## Passage
-- Opening Marker --

A patient whose condition permits transport in any type of vehicle other than an ambulance would not qualify for services under Medicare.

Medicare payment for ambulance transportation depends on the patient’s condition at the actual time of the transport regardless of the patient’s diagnosis or any other reason for transport.
To be deemed medically necessary for payment, the patient must require both the transportation and the level of service provided.
For the purposes of this policy, the following definitions apply:
  Medically trained personnel refers to individuals who have fulfilled state training and educational requirements and are certified or licensed by their respective state to provide Basic Life Support (BLS) and/or Advanced Life Support (ALS) Emergency Medical Technician (EMT)-level services.
  The vehicle used as an ambulance must be specially designed or equipped to respond to medical emergencies and, in non-emergency situations, be capable of transporting beneficiaries with acute medical conditions. The vehicle must comply with state or local laws governing the licensing and certification of an emergency medical transportation vehicle. At a minimum, the ambulance must contain a stretcher, linens, emergency medical supplies, oxygen equipment and other lifesaving emergency medical equipment, and be equipped with emergency warning lights, sirens and telecommunications equipment as required by state or local law. This should include, at a minimum, one two-way voice radio or wireless telephone.

Medicare Part A and B  - Requirements for Coverage
For ambulance services to be covered by Medicare, the following requirements must be met:
 Actual transportation of the beneficiary occurs. 
Services must be medically necessary and reasonable for the condition of the patient. 
The condition of the patient would not allow transportation by other means. 
A diagnosis must be on the claim or a detailed description of the patient’s condition at the time of transfer must be submitted with the claim or provided upon request to determine medical necessity. 
Ambulance personnel should document their observations of the patient’s condition. 
Transportation to a hospital from another hospital when a patient’s needs cannot be met at the first hospital and the patient is admitted to the second hospital.

-- Closing Marker --

## Problem description
Continue the Medicare ambulance coverage text, starting right after its last sentence.

(Bounding box prediction data)
-- Opening Marker --

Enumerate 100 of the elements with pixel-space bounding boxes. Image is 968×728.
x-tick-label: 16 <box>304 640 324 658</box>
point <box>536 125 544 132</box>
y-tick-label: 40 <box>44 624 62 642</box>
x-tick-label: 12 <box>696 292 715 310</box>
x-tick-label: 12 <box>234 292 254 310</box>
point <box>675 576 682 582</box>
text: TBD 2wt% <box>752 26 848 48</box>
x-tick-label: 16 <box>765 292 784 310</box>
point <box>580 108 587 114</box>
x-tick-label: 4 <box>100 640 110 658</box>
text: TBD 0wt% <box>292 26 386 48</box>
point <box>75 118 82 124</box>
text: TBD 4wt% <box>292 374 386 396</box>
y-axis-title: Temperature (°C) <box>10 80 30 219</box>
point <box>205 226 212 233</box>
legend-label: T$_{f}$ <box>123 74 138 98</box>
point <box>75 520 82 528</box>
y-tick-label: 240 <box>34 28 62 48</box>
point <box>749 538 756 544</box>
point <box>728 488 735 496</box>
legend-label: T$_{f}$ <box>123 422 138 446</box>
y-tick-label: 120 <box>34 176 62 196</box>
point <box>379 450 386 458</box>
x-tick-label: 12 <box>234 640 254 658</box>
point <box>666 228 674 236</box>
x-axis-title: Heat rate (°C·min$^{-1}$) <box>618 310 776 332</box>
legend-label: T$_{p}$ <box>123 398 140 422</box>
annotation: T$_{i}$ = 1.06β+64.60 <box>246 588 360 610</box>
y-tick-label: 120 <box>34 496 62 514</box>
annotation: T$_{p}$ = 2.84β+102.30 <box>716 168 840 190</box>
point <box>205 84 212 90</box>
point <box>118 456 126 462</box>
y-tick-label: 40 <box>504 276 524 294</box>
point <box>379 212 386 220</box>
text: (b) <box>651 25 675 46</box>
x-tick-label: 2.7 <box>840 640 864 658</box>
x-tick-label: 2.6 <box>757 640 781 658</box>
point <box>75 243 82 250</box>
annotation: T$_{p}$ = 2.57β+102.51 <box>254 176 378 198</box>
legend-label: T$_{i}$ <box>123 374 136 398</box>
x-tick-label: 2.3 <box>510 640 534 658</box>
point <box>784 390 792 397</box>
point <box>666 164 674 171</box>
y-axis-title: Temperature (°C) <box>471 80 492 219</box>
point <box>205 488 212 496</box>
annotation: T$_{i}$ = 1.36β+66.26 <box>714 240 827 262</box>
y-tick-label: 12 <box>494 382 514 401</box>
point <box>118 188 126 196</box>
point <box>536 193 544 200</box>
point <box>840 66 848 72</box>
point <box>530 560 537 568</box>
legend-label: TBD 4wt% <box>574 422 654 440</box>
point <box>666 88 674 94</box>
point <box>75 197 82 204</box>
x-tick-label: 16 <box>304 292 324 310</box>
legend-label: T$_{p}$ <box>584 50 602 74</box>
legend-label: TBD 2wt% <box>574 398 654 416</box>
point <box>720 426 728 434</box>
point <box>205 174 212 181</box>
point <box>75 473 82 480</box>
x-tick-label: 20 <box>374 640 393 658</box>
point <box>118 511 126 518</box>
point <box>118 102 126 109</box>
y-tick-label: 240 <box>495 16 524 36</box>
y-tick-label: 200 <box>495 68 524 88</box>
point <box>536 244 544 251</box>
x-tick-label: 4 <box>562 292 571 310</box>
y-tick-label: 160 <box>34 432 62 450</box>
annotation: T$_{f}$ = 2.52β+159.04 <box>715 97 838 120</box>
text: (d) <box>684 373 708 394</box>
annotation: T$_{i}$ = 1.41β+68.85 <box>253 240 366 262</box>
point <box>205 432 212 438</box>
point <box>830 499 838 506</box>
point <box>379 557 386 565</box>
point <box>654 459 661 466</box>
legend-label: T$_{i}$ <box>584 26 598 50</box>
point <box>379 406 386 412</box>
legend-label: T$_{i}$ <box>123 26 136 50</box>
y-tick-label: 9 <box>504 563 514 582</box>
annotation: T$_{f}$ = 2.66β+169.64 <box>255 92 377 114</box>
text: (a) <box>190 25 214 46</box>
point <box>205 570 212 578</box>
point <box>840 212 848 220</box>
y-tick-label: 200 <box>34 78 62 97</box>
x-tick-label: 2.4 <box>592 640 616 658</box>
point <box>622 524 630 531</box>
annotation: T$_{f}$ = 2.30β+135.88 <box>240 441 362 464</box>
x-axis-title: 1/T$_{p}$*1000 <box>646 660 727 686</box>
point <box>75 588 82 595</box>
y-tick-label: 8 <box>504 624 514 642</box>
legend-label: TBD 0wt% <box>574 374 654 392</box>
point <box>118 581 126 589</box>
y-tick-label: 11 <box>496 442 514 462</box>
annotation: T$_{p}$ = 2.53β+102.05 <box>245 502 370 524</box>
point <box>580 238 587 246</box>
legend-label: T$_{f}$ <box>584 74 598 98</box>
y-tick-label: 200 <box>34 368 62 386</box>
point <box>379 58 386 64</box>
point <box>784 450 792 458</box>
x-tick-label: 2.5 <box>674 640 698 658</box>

-- Closing Marker --

## Response
Transportation is to an extended care facility or to the patient’s home. 
Transportation is to the closest appropriate facilities. 
Transportation is provided by an approved supplier/provider of ambulance services. 
The transportation is not part of a Part A (in patient) service.

Medical Necessity
The following conditions may establish that the patient had to be transported by ambulance:

 Patient is transported in an emergency situation; e.g., as a result of an accident or injury.
 Patient needs to be restrained.
 Patient is unconscious or in shock.
 Patient requires oxygen or other emergency treatment on the way to the destination.
 Patient must remain immobile because of a fracture or the possibility of a fracture that has not been set.
 Patient sustains an acute stroke or myocardial infarction.
 Patient is experiencing severe hemorrhaging.
 Patient has a condition that requires him to be moved only by stretcher.
 Patient has a condition that makes him bed-confined before and after the ambulance trip.

Definition of Bed-Confined
There is now a national definition of the term “bed-confined.” The patient must meet all of the following criteria
 Unable to get up from bed without assistance.
 Unable to ambulate.
 Unable to sit in a chair or wheelchair.

Note: The term “bed-confined” is not synonymous with “bed rest” or “non-ambulatory.” In addition, “bed-confined” is not meant to be the sole criterion to be used in determining if the patient must be transported by ambulance. It is one factor to be considered when making coverage determinations.